• **BRIEF**
Extract all of the entries and give them again, word for word.

• **EXCERPTED DATA**
********

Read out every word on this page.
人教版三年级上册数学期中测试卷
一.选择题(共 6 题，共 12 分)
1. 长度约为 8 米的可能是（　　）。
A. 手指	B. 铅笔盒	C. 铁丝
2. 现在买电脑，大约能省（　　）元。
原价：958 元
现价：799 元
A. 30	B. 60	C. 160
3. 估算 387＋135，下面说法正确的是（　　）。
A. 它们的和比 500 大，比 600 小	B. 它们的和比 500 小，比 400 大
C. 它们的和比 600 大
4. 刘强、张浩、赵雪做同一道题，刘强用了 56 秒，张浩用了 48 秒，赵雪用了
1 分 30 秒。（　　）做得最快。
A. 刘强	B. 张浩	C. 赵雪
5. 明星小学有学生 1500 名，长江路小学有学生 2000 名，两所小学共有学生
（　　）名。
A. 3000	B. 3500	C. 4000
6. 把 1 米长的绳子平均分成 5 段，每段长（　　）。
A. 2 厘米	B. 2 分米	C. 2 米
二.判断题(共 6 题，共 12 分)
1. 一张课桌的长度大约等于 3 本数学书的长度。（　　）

********

• **ANSWER FOR THIS EXERCISE**
Read out every word on this page.
人教版三年级上册数学期中测试卷
一.选择题(共 6 题，共 12 分)
1. 长度约为 8 米的可能是（　　）。
A. 手指	B. 铅笔盒	C. 铁丝
2. 现在买电脑，大约能省（　　）元。
原价：958 元
现价：799 元
A. 30	B. 60	C. 160
3. 估算 387＋135，下面说法正确的是（　　）。
A. 它们的和比 500 大，比 600 小	B. 它们的和比 500 小，比 400 大
C. 它们的和比 600 大
4. 刘强、张浩、赵雪做同一道题，刘强用了 56 秒，张浩用了 48 秒，赵雪用了
1 分 30 秒。（　　）做得最快。
A. 刘强	B. 张浩	C. 赵雪
5. 明星小学有学生 1500 名，长江路小学有学生 2000 名，两所小学共有学生
（　　）名。
A. 3000	B. 3500	C. 4000
6. 把 1 米长的绳子平均分成 5 段，每段长（　　）。
A. 2 厘米	B. 2 分米	C. 2 米
二.判断题(共 6 题，共 12 分)
1. 一张课桌的长度大约等于 3 本数学书的长度。（　　）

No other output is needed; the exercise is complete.